Short task: Give the material again in full, matching it exactly.

>> BEGIN Excerpted data

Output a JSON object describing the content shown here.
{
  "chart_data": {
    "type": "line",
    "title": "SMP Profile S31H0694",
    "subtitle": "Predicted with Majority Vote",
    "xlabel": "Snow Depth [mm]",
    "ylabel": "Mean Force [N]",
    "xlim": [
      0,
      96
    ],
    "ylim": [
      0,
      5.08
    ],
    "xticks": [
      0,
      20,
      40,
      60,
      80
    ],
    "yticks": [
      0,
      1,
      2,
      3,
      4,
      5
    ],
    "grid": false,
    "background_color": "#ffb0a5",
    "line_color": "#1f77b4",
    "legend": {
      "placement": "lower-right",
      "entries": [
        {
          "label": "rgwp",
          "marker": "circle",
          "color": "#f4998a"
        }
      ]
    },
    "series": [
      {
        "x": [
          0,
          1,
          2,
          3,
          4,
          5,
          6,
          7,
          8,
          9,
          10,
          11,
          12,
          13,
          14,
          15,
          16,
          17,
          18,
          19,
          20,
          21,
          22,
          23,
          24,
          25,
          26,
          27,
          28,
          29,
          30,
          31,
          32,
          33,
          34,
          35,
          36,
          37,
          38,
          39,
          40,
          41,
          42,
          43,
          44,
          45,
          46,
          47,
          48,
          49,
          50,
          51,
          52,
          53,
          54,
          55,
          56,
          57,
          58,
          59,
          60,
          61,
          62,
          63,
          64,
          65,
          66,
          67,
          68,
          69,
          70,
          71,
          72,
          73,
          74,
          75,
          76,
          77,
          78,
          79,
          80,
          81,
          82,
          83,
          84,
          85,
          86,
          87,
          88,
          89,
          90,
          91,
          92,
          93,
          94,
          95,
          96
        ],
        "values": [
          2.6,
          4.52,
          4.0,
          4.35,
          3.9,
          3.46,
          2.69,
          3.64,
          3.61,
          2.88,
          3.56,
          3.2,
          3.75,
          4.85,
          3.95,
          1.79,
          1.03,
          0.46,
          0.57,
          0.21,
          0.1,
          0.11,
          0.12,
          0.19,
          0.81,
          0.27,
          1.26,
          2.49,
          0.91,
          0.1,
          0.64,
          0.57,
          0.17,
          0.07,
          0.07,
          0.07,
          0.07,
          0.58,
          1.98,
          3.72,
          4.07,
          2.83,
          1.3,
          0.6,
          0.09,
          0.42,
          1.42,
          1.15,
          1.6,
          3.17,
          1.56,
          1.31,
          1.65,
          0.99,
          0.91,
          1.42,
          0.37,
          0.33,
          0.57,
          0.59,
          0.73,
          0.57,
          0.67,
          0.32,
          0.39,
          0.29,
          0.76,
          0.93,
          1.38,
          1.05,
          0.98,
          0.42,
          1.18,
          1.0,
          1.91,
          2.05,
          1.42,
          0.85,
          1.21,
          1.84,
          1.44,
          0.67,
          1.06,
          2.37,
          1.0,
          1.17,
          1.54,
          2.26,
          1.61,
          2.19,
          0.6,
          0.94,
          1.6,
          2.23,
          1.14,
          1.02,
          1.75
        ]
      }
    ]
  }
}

>> END Excerpted data

Task output:
Output a JSON object describing the content shown here.
{
  "chart_data": {
    "type": "line",
    "title": "SMP Profile S31H0694",
    "subtitle": "Predicted with Majority Vote",
    "xlabel": "Snow Depth [mm]",
    "ylabel": "Mean Force [N]",
    "xlim": [
      0,
      96
    ],
    "ylim": [
      0,
      5.08
    ],
    "xticks": [
      0,
      20,
      40,
      60,
      80
    ],
    "yticks": [
      0,
      1,
      2,
      3,
      4,
      5
    ],
    "grid": false,
    "background_color": "#ffb0a5",
    "line_color": "#1f77b4",
    "legend": {
      "placement": "lower-right",
      "entries": [
        {
          "label": "rgwp",
          "marker": "circle",
          "color": "#f4998a"
        }
      ]
    },
    "series": [
      {
        "x": [
          0,
          1,
          2,
          3,
          4,
          5,
          6,
          7,
          8,
          9,
          10,
          11,
          12,
          13,
          14,
          15,
          16,
          17,
          18,
          19,
          20,
          21,
          22,
          23,
          24,
          25,
          26,
          27,
          28,
          29,
          30,
          31,
          32,
          33,
          34,
          35,
          36,
          37,
          38,
          39,
          40,
          41,
          42,
          43,
          44,
          45,
          46,
          47,
          48,
          49,
          50,
          51,
          52,
          53,
          54,
          55,
          56,
          57,
          58,
          59,
          60,
          61,
          62,
          63,
          64,
          65,
          66,
          67,
          68,
          69,
          70,
          71,
          72,
          73,
          74,
          75,
          76,
          77,
          78,
          79,
          80,
          81,
          82,
          83,
          84,
          85,
          86,
          87,
          88,
          89,
          90,
          91,
          92,
          93,
          94,
          95,
          96
        ],
        "values": [
          2.6,
          4.52,
          4.0,
          4.35,
          3.9,
          3.46,
          2.69,
          3.64,
          3.61,
          2.88,
          3.56,
          3.2,
          3.75,
          4.85,
          3.95,
          1.79,
          1.03,
          0.46,
          0.57,
          0.21,
          0.1,
          0.11,
          0.12,
          0.19,
          0.81,
          0.27,
          1.26,
          2.49,
          0.91,
          0.1,
          0.64,
          0.57,
          0.17,
          0.07,
          0.07,
          0.07,
          0.07,
          0.58,
          1.98,
          3.72,
          4.07,
          2.83,
          1.3,
          0.6,
          0.09,
          0.42,
          1.42,
          1.15,
          1.6,
          3.17,
          1.56,
          1.31,
          1.65,
          0.99,
          0.91,
          1.42,
          0.37,
          0.33,
          0.57,
          0.59,
          0.73,
          0.57,
          0.67,
          0.32,
          0.39,
          0.29,
          0.76,
          0.93,
          1.38,
          1.05,
          0.98,
          0.42,
          1.18,
          1.0,
          1.91,
          2.05,
          1.42,
          0.85,
          1.21,
          1.84,
          1.44,
          0.67,
          1.06,
          2.37,
          1.0,
          1.17,
          1.54,
          2.26,
          1.61,
          2.19,
          0.6,
          0.94,
          1.6,
          2.23,
          1.14,
          1.02,
          1.75
        ]
      }
    ]
  }
}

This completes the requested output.